▶ TASK TO COMPLETE
Without including any images, reproduce each entry exactly.

··········

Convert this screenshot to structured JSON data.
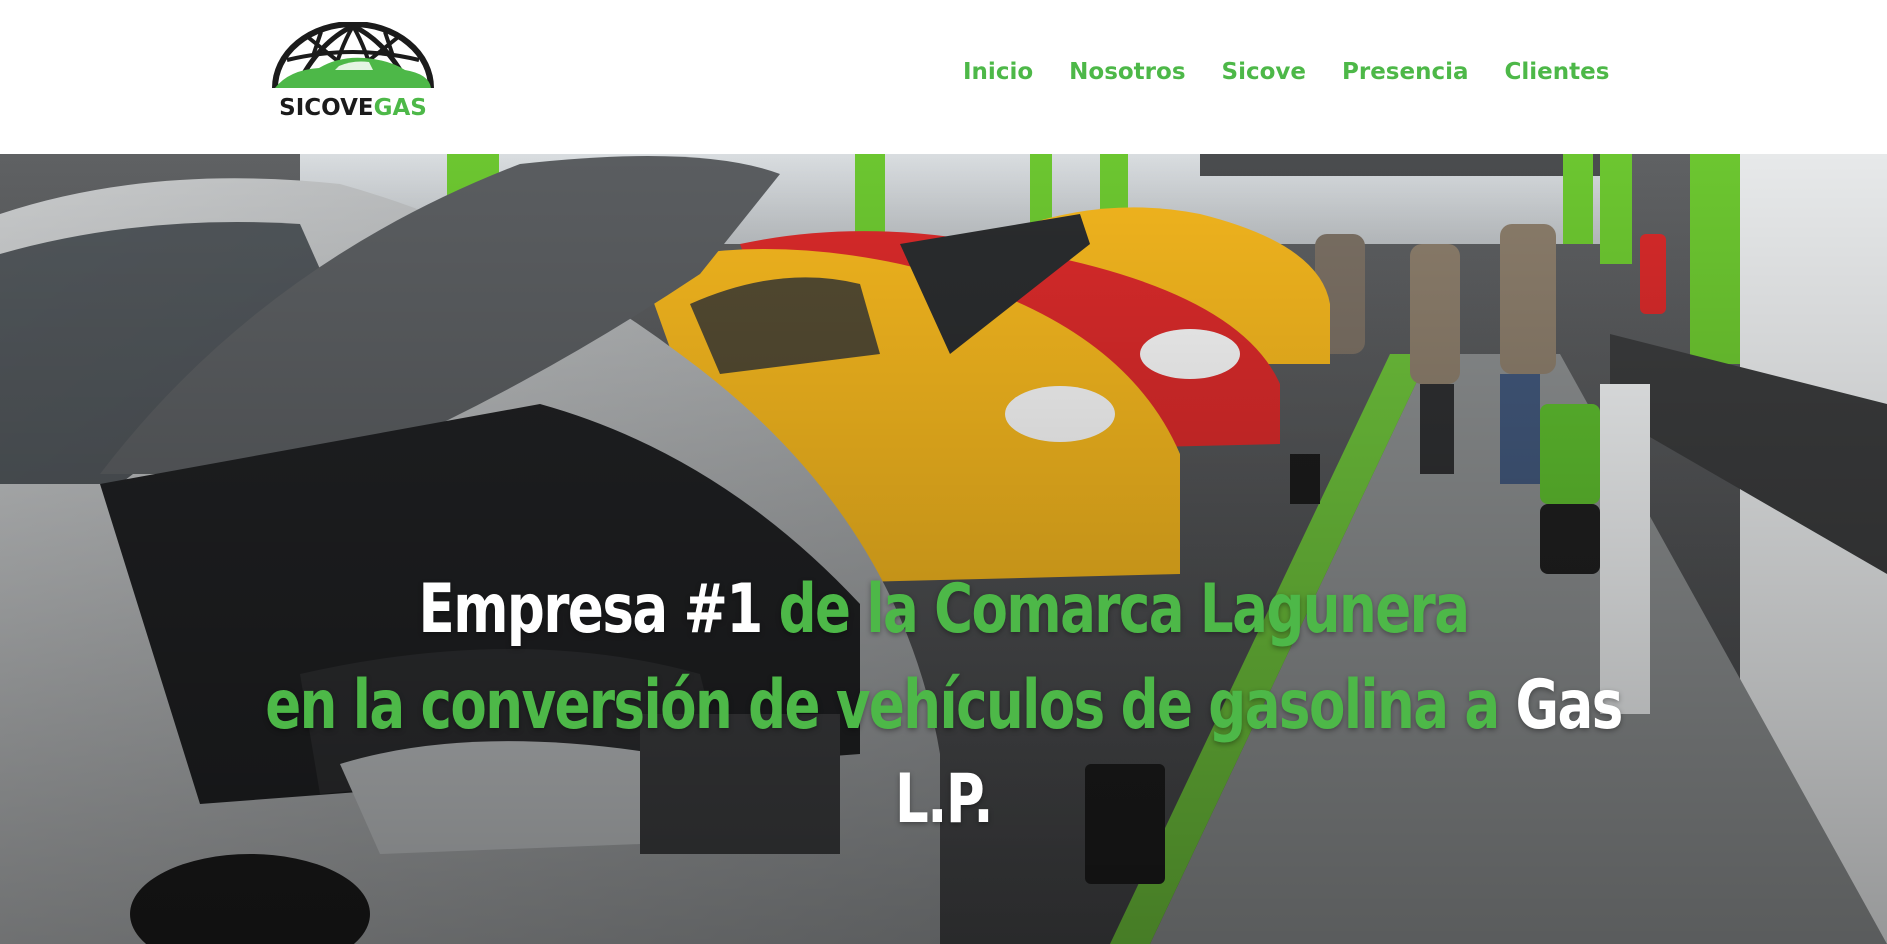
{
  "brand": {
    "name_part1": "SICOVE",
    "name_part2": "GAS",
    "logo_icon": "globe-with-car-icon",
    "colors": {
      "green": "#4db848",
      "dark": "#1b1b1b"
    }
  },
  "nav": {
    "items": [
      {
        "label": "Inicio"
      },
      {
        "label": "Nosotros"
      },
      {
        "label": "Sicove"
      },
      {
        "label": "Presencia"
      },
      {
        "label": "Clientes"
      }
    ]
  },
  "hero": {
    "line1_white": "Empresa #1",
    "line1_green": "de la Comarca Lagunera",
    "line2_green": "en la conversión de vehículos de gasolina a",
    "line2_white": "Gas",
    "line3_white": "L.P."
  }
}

··········

▶ COMPLETED TASK
Convert this screenshot to structured JSON data.
{
  "brand": {
    "name_part1": "SICOVE",
    "name_part2": "GAS",
    "logo_icon": "globe-with-car-icon",
    "colors": {
      "green": "#4db848",
      "dark": "#1b1b1b"
    }
  },
  "nav": {
    "items": [
      {
        "label": "Inicio"
      },
      {
        "label": "Nosotros"
      },
      {
        "label": "Sicove"
      },
      {
        "label": "Presencia"
      },
      {
        "label": "Clientes"
      }
    ]
  },
  "hero": {
    "line1_white": "Empresa #1",
    "line1_green": "de la Comarca Lagunera",
    "line2_green": "en la conversión de vehículos de gasolina a",
    "line2_white": "Gas",
    "line3_white": "L.P."
  }
}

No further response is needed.